> **INFORMATION SHOWN**
--- start ---

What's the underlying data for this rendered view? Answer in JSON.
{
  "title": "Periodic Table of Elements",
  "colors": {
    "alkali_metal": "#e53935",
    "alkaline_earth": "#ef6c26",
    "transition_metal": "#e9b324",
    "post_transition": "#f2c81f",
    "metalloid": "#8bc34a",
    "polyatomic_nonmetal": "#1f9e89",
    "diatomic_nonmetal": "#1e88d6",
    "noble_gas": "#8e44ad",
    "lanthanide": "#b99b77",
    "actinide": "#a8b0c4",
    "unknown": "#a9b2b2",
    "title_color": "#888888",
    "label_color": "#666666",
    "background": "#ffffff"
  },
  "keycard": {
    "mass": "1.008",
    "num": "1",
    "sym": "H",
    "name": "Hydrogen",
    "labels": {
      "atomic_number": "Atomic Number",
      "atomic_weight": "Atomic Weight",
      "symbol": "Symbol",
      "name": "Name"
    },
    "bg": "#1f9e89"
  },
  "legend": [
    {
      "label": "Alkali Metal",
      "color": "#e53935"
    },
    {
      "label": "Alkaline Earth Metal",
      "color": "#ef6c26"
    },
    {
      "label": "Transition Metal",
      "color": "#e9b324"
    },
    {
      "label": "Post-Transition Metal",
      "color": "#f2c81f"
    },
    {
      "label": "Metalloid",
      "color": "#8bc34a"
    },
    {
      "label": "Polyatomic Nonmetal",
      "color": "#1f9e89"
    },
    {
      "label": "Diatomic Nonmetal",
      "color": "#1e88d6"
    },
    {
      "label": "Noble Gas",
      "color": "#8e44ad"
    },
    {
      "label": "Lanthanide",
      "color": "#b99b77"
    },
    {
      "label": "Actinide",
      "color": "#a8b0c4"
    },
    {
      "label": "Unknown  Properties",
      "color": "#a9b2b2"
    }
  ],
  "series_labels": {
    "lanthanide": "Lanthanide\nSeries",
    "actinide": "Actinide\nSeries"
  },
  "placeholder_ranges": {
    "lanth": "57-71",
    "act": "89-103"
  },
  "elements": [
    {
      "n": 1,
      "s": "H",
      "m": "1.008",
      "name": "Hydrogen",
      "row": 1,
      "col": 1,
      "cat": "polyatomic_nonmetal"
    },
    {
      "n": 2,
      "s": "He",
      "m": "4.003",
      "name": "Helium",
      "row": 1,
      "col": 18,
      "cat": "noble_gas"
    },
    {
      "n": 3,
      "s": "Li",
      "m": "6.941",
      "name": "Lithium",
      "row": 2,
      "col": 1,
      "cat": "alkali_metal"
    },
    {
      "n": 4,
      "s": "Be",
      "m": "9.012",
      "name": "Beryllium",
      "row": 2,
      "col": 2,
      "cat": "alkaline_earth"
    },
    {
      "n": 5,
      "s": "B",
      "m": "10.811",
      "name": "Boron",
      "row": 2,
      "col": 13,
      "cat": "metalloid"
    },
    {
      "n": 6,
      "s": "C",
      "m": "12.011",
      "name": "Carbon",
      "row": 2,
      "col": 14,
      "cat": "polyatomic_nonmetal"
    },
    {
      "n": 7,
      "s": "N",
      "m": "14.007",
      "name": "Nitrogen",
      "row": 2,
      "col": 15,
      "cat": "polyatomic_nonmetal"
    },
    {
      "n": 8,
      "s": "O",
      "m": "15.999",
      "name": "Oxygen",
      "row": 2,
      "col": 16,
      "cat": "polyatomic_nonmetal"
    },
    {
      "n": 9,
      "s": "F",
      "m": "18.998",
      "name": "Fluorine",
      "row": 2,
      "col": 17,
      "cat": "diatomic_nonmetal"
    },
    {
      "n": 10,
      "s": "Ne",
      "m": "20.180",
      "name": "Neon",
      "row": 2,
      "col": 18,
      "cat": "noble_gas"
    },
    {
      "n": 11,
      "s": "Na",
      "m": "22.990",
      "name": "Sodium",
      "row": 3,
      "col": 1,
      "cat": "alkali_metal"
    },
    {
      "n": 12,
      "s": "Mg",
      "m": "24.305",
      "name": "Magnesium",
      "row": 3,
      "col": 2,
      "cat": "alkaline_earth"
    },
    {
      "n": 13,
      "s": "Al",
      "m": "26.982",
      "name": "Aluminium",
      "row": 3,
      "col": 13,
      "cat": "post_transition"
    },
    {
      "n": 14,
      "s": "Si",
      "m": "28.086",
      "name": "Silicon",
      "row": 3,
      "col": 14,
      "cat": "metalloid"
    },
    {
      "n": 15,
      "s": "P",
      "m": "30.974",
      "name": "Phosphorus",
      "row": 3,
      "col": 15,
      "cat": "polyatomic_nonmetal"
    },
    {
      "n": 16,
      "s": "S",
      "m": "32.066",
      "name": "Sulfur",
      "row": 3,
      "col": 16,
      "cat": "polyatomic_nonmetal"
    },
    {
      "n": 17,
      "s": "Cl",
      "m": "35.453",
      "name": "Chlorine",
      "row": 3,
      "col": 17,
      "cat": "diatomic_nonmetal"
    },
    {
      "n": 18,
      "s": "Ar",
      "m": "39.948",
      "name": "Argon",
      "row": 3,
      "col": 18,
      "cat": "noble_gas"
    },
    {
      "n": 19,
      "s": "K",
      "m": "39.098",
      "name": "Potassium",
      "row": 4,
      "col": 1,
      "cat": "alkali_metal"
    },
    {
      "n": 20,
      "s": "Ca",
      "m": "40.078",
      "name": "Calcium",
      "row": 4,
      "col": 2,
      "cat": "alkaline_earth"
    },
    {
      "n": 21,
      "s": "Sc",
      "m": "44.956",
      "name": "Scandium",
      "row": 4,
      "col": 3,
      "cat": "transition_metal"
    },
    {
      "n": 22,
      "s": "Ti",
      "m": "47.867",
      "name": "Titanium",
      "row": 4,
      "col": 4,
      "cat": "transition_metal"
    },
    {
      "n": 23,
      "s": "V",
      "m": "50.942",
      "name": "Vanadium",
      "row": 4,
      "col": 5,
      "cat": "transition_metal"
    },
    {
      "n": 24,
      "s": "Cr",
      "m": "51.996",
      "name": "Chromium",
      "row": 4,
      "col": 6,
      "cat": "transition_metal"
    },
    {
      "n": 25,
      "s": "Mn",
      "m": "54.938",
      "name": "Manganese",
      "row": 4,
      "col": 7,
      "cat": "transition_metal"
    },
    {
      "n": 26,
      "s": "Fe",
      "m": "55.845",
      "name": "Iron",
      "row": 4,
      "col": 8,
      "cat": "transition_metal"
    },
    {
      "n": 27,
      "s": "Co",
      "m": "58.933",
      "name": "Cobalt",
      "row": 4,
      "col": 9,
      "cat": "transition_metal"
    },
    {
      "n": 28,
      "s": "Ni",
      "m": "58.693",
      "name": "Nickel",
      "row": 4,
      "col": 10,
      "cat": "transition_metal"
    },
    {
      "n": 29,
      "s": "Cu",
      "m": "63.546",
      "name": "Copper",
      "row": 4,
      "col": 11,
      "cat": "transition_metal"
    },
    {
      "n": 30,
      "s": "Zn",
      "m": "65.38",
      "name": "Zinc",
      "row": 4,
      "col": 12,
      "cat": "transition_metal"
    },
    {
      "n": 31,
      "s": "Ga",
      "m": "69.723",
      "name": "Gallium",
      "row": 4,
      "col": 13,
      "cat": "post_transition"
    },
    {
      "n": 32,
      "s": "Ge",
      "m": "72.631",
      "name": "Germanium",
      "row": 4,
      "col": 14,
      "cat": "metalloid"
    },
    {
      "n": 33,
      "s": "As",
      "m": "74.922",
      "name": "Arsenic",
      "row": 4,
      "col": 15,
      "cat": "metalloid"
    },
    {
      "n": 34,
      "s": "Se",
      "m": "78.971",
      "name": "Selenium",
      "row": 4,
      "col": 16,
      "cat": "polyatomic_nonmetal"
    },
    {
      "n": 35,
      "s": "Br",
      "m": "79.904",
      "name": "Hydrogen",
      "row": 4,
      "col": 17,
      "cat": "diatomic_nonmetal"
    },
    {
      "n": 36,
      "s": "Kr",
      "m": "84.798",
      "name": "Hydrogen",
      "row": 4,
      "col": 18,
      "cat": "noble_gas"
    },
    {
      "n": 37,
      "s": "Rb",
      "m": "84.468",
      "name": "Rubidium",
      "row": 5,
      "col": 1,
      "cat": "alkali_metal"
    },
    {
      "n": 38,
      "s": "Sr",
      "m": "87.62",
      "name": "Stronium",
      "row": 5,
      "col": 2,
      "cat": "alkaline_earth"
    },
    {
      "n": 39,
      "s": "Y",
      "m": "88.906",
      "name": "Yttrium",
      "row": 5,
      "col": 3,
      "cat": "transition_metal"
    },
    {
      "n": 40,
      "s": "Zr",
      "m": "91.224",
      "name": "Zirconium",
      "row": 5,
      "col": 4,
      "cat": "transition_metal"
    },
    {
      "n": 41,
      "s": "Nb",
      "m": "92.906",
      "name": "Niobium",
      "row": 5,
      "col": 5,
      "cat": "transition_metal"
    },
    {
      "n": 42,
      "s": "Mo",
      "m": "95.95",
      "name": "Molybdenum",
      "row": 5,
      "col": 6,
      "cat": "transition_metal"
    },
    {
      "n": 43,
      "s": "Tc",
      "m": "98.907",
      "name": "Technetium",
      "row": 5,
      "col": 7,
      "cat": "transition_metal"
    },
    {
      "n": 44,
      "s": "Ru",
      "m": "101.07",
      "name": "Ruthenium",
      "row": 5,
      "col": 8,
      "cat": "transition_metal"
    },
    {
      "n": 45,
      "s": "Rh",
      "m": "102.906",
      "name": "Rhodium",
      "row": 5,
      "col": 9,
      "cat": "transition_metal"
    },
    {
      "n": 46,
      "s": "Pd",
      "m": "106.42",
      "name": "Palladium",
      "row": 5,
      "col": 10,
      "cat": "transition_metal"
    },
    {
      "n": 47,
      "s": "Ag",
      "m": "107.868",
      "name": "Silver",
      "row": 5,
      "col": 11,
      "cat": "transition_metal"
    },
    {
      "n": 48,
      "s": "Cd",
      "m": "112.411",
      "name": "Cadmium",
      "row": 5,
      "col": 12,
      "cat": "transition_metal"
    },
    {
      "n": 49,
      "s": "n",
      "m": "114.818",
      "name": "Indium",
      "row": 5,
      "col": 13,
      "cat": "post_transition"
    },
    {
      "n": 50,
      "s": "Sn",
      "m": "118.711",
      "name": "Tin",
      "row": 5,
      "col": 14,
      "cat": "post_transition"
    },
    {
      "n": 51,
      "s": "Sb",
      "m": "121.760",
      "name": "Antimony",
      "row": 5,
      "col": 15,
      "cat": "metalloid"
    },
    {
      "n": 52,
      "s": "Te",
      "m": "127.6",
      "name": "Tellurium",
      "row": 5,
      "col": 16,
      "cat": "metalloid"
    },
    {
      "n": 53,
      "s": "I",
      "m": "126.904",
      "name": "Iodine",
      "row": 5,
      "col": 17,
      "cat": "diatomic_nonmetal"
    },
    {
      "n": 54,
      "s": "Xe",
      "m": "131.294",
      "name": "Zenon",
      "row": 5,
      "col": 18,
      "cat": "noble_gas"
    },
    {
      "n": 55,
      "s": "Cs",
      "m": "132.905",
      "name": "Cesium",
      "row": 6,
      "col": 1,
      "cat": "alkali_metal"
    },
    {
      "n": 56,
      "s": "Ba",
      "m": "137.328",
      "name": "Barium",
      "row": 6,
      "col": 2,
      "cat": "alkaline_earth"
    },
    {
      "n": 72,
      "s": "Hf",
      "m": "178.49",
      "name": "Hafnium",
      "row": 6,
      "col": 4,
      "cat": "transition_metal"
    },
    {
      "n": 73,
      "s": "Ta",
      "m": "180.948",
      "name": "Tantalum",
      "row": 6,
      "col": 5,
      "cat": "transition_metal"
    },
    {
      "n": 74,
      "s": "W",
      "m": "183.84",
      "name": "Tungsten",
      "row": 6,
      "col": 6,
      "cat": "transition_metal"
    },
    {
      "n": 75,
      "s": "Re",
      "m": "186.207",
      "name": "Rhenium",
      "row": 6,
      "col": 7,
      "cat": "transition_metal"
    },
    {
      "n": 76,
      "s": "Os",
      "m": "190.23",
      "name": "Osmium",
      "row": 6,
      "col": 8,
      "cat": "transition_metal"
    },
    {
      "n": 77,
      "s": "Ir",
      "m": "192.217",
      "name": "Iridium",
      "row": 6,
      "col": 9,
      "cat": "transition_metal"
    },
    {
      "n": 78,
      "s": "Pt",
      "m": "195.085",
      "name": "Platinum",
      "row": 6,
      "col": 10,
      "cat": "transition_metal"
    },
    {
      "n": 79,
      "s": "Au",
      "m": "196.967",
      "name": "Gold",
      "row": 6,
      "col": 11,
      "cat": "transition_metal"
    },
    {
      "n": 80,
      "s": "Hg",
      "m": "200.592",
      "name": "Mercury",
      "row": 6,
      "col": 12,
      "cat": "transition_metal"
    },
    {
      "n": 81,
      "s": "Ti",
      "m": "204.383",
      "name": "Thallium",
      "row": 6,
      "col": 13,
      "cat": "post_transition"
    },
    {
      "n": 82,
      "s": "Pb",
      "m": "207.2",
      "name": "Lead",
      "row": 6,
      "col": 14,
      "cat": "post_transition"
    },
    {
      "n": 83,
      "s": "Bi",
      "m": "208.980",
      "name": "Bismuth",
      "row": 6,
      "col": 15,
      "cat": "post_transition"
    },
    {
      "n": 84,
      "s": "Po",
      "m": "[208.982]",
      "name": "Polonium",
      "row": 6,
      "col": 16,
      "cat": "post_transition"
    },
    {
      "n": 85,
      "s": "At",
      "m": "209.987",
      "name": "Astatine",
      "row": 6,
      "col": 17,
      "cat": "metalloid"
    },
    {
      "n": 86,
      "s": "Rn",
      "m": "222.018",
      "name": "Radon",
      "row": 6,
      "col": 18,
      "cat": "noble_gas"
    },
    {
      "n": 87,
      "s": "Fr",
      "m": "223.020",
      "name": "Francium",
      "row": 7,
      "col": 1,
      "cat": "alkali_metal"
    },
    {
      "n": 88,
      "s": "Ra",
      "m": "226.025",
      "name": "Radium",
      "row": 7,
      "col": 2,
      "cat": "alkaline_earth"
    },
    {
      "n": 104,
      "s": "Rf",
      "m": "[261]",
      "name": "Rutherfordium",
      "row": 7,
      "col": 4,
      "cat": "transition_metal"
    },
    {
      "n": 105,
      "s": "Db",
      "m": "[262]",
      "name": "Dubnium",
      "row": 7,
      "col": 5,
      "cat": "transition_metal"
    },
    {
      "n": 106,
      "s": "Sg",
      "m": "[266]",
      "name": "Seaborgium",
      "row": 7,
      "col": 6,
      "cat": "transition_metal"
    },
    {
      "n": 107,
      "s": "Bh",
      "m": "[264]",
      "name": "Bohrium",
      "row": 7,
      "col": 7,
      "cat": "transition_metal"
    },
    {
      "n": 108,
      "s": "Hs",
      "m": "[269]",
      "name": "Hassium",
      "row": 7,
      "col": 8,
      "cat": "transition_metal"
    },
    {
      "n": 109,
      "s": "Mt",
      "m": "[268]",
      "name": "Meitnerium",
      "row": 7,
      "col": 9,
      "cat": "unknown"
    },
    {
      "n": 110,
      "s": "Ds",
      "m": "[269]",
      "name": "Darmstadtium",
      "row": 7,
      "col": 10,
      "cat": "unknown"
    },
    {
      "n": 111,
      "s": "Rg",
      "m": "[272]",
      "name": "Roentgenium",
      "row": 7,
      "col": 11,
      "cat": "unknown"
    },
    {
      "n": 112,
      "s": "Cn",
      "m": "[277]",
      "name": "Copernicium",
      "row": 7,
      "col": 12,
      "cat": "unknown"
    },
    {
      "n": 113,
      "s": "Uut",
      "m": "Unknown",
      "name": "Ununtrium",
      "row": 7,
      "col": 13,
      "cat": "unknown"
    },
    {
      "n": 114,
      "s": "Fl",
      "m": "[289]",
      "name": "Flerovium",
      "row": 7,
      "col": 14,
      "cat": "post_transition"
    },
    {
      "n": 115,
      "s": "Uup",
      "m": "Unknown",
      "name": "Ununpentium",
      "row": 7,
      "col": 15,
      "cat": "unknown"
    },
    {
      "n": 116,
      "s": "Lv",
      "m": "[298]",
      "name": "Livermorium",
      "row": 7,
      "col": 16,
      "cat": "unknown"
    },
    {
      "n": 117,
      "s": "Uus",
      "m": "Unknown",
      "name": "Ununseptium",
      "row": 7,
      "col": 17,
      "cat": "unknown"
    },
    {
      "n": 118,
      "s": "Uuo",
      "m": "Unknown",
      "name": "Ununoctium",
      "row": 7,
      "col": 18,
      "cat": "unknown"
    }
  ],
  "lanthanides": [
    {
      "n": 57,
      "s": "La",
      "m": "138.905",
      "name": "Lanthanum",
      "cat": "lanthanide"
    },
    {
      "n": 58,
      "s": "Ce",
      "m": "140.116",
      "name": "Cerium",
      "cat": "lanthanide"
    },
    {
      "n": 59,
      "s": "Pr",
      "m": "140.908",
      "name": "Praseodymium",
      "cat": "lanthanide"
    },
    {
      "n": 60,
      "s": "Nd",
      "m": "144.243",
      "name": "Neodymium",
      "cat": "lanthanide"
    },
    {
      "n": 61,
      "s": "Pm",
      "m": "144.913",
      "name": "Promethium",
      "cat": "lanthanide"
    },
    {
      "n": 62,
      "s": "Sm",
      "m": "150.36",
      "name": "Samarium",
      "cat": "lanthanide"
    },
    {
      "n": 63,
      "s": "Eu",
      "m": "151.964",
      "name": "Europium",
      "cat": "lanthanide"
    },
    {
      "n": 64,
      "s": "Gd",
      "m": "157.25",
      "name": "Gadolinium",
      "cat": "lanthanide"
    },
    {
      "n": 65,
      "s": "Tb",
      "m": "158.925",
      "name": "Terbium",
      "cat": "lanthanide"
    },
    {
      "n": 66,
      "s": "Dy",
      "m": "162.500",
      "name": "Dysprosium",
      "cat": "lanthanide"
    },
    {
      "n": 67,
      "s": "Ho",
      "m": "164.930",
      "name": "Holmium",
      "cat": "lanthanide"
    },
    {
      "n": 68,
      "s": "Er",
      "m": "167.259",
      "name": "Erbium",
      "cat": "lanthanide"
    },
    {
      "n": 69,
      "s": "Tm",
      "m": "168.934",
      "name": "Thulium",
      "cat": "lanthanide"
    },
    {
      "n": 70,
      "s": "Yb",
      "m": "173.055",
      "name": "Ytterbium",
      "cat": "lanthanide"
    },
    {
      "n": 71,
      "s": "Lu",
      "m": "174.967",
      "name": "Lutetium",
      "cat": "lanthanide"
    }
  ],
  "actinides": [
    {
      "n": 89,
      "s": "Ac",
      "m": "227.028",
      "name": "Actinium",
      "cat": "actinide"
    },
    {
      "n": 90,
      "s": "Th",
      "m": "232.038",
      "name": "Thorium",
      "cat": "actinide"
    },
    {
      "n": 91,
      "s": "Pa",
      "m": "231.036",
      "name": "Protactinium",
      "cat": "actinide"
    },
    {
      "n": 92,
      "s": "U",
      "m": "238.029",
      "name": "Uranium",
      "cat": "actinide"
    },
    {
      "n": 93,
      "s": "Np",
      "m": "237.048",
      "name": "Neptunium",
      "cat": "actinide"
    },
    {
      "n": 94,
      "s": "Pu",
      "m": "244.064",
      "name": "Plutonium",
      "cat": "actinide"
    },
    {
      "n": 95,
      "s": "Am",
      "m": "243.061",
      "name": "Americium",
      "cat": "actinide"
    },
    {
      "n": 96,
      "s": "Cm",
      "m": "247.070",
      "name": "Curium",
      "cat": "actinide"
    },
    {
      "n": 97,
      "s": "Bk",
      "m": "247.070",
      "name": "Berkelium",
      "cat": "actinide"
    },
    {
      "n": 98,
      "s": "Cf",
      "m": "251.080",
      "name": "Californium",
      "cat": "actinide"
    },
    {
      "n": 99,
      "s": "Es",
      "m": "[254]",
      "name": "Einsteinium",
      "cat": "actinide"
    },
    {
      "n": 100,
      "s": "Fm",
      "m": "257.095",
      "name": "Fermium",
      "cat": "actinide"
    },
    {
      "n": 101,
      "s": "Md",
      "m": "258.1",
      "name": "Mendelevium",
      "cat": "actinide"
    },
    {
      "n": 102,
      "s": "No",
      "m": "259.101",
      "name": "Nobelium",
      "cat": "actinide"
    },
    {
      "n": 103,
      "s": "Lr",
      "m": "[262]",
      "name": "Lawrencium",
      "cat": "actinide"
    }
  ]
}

--- end ---

Tally the lines in the entries above that hold the word "nSeries". Reply with nothing but that count.

> **THE COMPLETED TASK**
2